» **DATA FOR PROCESSING**

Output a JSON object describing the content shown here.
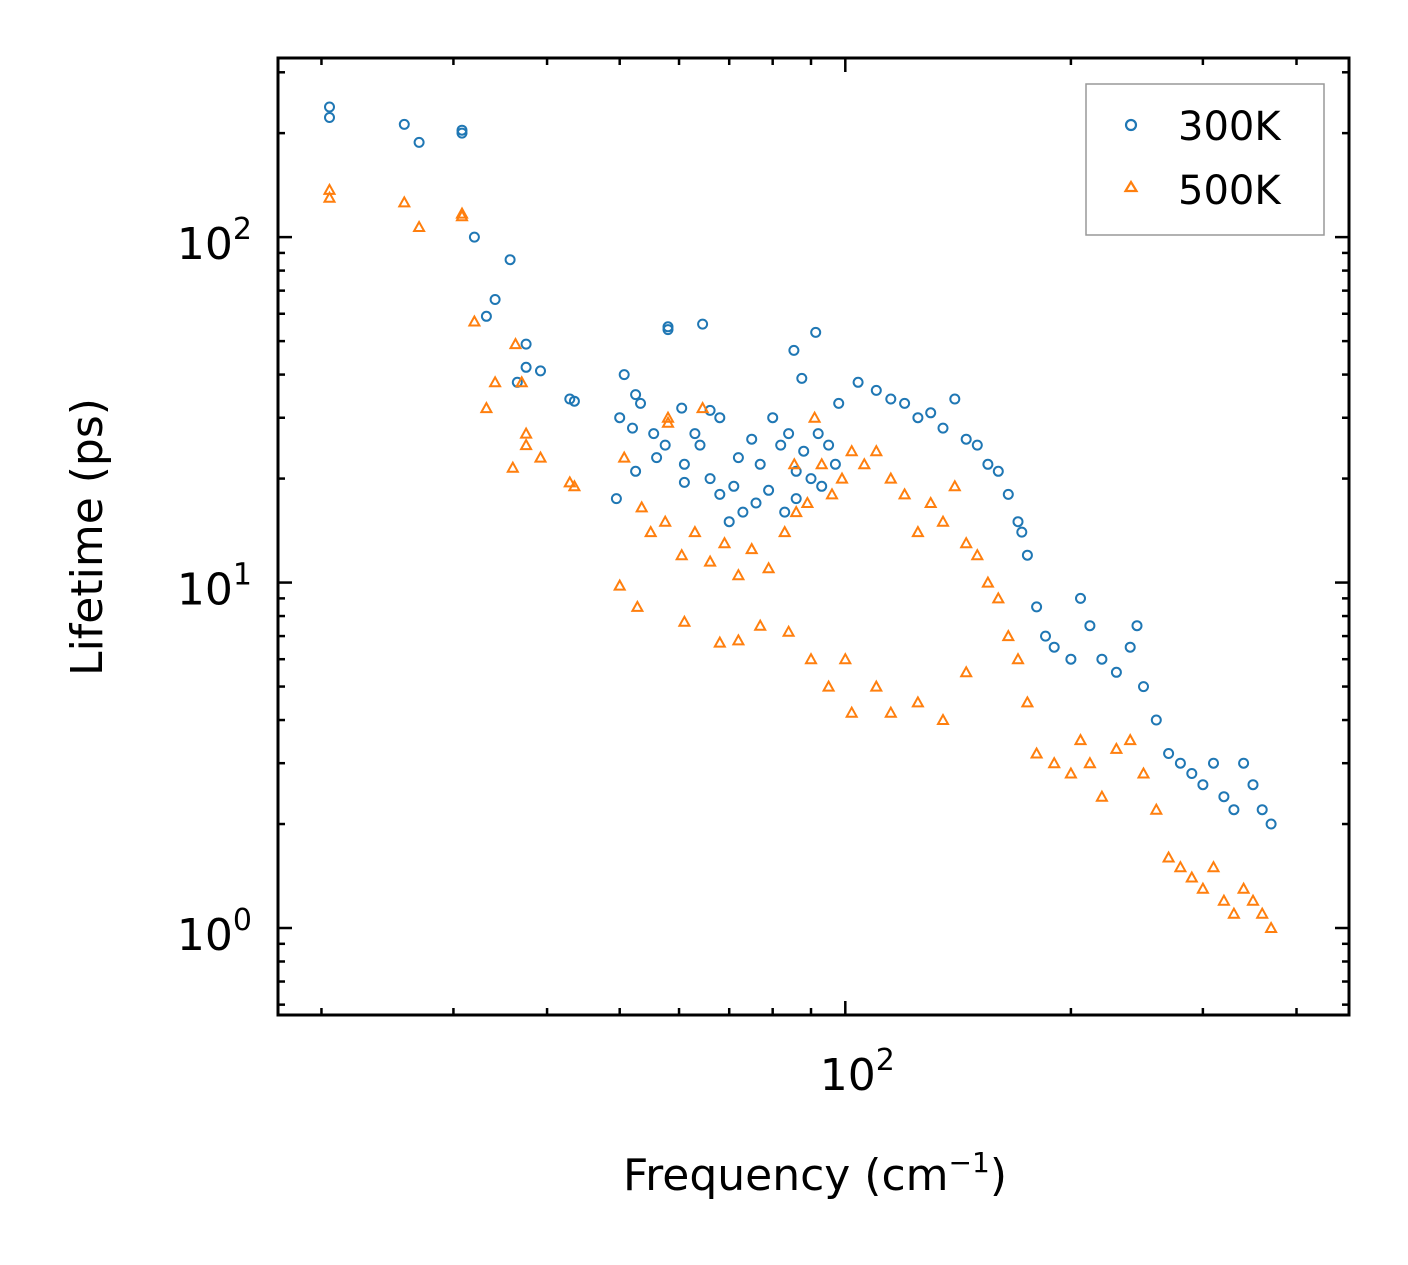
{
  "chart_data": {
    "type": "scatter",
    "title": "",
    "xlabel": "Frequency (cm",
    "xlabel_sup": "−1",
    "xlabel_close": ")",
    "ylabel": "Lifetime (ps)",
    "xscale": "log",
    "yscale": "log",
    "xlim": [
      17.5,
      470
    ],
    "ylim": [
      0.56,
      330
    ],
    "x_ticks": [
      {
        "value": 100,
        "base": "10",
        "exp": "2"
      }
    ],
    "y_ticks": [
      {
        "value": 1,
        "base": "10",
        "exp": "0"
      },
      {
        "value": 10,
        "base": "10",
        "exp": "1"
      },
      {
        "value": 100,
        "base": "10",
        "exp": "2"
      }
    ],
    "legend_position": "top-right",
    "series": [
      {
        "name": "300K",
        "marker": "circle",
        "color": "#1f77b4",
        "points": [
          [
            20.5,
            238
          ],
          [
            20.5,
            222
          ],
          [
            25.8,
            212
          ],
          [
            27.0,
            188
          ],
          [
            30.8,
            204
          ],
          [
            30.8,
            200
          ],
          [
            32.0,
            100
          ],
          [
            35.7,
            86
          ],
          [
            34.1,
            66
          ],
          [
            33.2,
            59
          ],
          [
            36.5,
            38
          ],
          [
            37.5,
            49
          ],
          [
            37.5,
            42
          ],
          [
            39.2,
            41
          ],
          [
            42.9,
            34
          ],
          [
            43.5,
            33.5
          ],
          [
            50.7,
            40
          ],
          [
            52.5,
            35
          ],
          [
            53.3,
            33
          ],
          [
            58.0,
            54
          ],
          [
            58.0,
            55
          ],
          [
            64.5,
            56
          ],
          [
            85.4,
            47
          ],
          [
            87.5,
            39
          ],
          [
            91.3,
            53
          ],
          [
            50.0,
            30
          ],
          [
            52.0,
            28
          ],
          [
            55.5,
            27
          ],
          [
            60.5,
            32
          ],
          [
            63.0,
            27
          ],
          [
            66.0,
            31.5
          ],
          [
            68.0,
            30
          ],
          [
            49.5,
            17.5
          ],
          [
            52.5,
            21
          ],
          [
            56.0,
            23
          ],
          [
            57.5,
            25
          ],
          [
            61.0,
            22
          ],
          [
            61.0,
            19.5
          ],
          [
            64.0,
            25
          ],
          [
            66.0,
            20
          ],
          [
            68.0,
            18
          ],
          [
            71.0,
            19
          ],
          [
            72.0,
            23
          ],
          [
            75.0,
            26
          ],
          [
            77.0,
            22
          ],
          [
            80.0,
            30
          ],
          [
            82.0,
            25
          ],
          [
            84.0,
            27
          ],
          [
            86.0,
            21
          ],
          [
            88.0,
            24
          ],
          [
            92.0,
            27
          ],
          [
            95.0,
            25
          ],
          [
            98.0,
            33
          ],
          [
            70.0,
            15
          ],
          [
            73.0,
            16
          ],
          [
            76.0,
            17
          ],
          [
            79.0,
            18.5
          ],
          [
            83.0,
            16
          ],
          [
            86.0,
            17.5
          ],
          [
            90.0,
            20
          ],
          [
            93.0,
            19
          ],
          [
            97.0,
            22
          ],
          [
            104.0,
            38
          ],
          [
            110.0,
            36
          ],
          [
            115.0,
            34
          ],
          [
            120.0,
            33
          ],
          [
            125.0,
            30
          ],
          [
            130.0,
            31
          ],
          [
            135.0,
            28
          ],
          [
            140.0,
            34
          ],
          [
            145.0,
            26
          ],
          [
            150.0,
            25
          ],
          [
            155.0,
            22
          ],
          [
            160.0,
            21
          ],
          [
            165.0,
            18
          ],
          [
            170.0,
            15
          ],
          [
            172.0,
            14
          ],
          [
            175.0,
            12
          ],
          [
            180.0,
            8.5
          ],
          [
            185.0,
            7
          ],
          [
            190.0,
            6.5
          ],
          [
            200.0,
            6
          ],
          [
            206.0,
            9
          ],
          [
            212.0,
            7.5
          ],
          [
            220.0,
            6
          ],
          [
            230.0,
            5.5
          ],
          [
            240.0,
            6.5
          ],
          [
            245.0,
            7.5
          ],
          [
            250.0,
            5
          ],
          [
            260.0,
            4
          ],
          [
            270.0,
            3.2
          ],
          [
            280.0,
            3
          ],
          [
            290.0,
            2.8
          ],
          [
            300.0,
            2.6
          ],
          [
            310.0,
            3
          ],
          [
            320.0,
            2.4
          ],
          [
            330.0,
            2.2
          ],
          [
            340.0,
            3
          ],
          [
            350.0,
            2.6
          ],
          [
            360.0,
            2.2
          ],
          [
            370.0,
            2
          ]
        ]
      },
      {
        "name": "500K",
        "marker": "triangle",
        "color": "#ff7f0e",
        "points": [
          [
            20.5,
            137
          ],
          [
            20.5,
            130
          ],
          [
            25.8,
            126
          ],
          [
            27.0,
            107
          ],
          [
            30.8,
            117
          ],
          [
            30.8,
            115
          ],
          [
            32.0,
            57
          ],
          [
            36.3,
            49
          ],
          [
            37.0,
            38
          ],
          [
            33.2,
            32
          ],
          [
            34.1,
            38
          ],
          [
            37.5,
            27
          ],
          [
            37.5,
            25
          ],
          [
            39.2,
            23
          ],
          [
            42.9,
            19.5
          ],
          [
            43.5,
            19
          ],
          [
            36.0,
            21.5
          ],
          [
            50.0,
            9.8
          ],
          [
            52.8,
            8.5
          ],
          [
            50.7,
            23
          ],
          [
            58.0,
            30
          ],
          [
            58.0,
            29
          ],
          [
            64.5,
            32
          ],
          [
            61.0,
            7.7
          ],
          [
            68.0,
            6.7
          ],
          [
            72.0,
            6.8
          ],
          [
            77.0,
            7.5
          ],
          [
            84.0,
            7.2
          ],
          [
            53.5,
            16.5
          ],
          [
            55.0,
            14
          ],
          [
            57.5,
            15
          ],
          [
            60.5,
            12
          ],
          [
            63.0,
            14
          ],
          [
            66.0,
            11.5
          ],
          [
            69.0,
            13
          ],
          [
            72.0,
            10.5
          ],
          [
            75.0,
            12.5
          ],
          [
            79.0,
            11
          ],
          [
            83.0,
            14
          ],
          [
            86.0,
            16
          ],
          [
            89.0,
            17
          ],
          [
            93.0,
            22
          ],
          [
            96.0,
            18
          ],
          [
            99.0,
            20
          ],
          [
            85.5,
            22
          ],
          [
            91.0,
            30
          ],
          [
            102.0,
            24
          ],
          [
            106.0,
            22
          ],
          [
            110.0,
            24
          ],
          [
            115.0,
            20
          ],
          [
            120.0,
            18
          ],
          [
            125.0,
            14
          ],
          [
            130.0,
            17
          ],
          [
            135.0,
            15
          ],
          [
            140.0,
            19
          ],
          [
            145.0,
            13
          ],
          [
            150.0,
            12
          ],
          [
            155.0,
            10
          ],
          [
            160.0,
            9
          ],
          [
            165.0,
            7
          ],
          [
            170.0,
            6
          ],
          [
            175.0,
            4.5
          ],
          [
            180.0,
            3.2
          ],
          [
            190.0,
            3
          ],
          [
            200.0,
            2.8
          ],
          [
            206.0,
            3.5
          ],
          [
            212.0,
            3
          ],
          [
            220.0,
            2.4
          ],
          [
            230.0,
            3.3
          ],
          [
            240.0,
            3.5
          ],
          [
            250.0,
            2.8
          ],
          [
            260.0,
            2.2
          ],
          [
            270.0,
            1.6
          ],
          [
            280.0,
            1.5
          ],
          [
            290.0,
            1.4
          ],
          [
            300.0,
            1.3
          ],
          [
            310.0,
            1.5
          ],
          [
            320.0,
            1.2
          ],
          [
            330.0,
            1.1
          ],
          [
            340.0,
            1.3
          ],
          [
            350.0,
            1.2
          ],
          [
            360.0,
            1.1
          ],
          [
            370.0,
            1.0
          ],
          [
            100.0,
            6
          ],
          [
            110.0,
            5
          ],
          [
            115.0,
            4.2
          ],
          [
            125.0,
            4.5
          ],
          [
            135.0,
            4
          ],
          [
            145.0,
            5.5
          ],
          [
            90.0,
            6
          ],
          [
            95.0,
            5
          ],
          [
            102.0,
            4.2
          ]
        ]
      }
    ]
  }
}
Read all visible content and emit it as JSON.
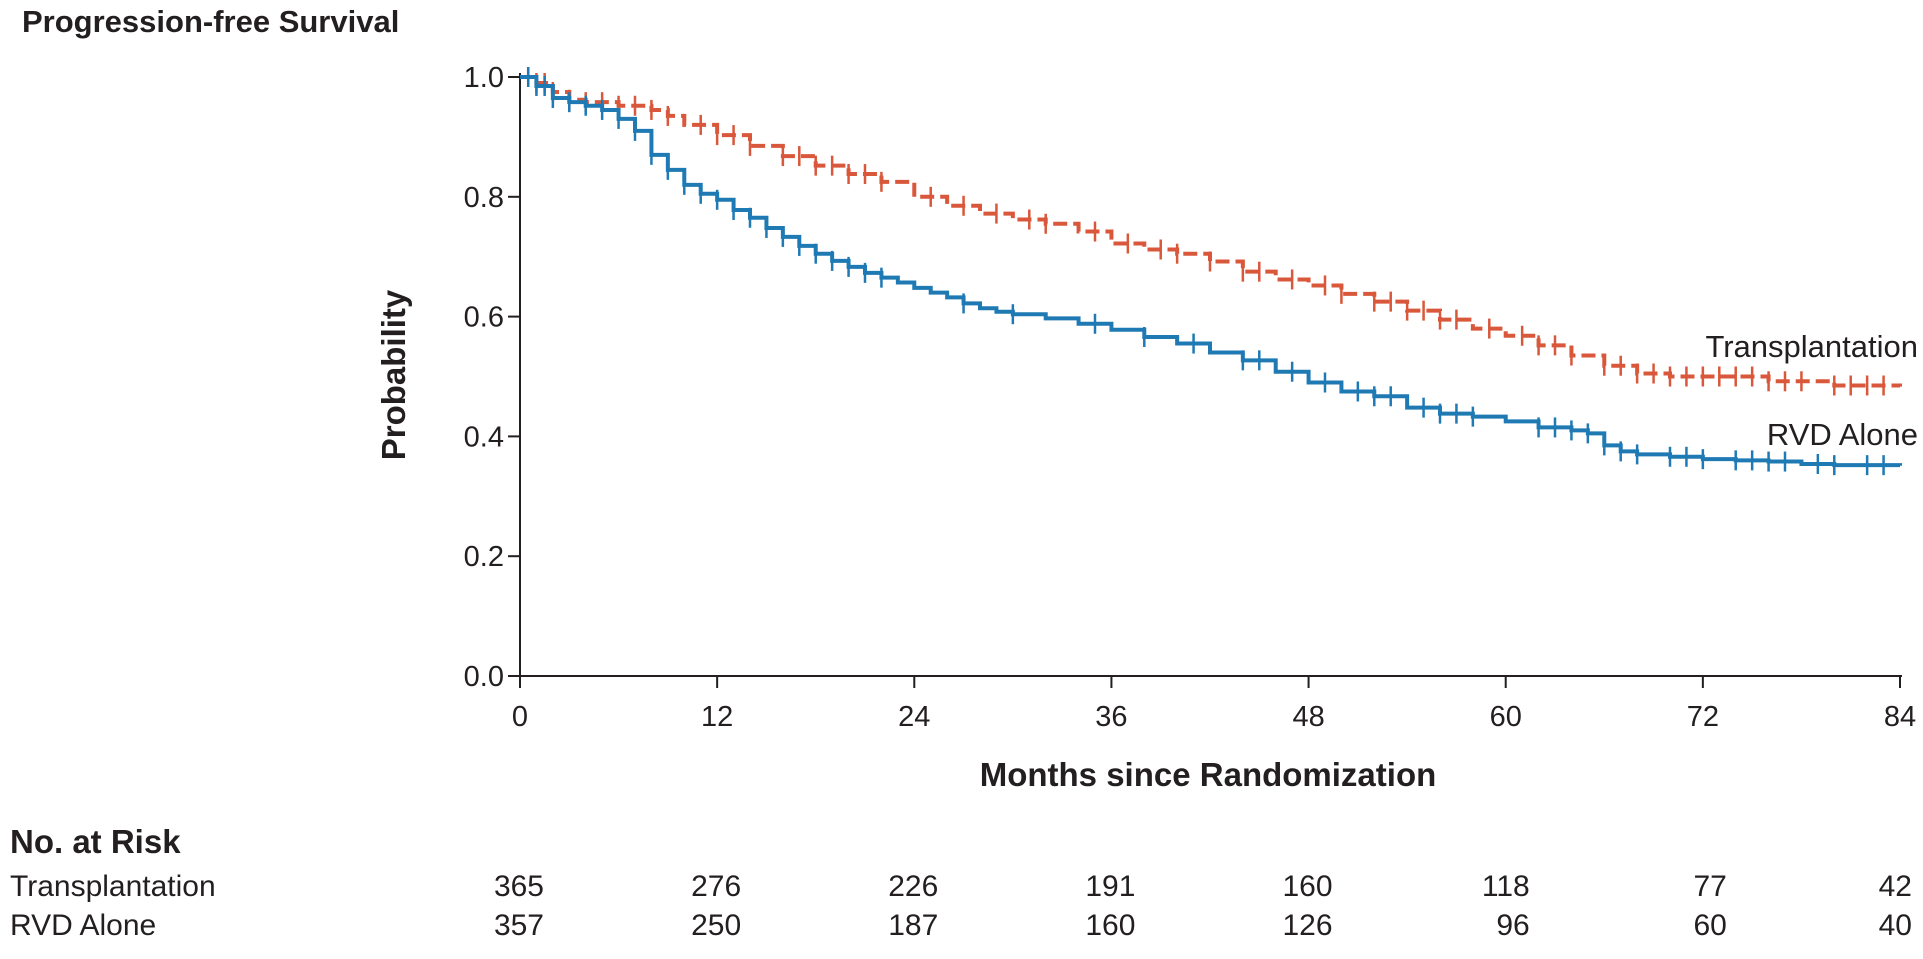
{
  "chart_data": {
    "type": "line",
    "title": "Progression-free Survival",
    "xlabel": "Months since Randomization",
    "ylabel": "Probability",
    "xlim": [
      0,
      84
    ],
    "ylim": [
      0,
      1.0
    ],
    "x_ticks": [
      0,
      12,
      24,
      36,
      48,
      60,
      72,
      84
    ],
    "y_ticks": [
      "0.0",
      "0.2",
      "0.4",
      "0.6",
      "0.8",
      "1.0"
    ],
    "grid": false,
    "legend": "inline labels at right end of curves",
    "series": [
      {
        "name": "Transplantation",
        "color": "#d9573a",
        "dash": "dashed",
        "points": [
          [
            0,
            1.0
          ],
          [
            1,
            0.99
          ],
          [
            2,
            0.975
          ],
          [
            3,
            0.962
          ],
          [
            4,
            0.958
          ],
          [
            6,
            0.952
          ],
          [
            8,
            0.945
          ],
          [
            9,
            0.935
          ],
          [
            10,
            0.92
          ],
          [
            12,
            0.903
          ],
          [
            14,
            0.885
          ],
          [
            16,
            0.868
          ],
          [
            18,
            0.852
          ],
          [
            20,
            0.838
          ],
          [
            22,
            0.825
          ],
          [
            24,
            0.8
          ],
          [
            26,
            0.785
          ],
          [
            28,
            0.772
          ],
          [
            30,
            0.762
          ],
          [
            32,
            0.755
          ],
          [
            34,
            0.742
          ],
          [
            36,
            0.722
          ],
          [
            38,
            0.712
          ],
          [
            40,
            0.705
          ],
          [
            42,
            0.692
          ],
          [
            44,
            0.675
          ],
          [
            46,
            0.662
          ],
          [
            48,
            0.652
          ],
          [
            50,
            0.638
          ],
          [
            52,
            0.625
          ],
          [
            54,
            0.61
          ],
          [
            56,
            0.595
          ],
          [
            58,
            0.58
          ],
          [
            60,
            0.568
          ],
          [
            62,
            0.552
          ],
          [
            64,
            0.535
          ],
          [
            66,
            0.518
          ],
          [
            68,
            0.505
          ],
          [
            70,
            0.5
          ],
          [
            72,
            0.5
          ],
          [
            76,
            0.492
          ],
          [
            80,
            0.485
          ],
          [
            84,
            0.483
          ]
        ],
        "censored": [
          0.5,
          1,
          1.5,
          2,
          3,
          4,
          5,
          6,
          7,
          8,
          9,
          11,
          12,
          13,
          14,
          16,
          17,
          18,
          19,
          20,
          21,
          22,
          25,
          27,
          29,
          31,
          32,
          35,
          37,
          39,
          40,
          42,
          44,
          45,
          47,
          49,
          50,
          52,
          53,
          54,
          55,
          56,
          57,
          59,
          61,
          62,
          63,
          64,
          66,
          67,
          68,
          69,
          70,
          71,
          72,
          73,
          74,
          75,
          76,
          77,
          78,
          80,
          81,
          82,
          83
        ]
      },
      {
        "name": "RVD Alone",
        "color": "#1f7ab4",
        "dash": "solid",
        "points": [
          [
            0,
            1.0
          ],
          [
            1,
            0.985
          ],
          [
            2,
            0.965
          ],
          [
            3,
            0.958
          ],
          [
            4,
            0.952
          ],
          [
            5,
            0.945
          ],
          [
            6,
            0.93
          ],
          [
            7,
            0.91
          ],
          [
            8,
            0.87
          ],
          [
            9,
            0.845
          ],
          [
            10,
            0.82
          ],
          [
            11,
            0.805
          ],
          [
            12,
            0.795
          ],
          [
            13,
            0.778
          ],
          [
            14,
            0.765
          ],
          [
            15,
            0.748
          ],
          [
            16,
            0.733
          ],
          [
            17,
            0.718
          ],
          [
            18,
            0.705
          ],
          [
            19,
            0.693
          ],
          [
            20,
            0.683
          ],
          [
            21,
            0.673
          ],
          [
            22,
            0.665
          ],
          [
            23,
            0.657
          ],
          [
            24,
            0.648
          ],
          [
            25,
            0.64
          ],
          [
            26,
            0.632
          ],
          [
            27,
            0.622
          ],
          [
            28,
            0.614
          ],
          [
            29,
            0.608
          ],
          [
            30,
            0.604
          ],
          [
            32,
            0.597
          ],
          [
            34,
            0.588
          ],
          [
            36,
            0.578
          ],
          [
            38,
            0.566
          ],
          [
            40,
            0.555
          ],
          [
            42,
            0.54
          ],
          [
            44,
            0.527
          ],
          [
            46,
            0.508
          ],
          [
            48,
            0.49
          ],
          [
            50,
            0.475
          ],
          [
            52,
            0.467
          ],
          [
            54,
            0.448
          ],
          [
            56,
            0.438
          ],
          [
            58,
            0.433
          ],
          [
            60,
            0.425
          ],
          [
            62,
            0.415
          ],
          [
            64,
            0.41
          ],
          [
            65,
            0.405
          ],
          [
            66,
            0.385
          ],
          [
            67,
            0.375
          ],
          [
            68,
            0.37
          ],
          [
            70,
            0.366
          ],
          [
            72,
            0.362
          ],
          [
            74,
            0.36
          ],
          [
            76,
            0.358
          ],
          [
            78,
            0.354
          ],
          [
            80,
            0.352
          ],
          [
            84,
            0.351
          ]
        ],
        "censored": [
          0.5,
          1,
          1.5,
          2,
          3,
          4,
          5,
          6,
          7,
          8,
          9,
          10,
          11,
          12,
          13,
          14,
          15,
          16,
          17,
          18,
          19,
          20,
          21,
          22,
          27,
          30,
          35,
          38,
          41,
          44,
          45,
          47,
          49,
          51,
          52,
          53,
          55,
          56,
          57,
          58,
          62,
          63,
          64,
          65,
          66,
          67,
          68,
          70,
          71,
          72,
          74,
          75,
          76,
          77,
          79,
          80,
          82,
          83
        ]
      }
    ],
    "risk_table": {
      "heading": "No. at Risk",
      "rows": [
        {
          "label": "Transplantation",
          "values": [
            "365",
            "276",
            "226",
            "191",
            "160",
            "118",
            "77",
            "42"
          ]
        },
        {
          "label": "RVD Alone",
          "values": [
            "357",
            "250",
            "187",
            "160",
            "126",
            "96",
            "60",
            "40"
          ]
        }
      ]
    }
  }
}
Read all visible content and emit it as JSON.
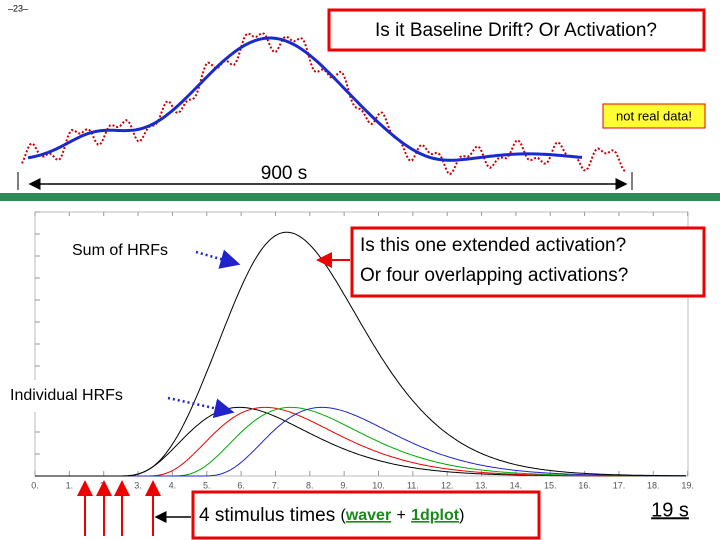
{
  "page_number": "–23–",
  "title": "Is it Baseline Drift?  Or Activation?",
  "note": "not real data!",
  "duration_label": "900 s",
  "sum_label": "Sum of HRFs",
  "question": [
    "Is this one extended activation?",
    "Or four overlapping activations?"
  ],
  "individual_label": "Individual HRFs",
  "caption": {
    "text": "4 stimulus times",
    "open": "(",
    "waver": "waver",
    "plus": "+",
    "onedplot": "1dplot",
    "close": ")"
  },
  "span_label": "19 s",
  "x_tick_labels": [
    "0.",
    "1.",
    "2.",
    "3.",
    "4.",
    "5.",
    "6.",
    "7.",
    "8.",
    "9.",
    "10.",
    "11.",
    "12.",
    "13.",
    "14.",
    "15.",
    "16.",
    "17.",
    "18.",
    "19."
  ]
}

» **WORK TO BE COMPLETED**
Each line with the string "ylabel" in it needs to be found and copied.

» **RESULT OF THE TASK**
    "ylabel": "Lifetime (ps)",
    "ylabel": "Probability",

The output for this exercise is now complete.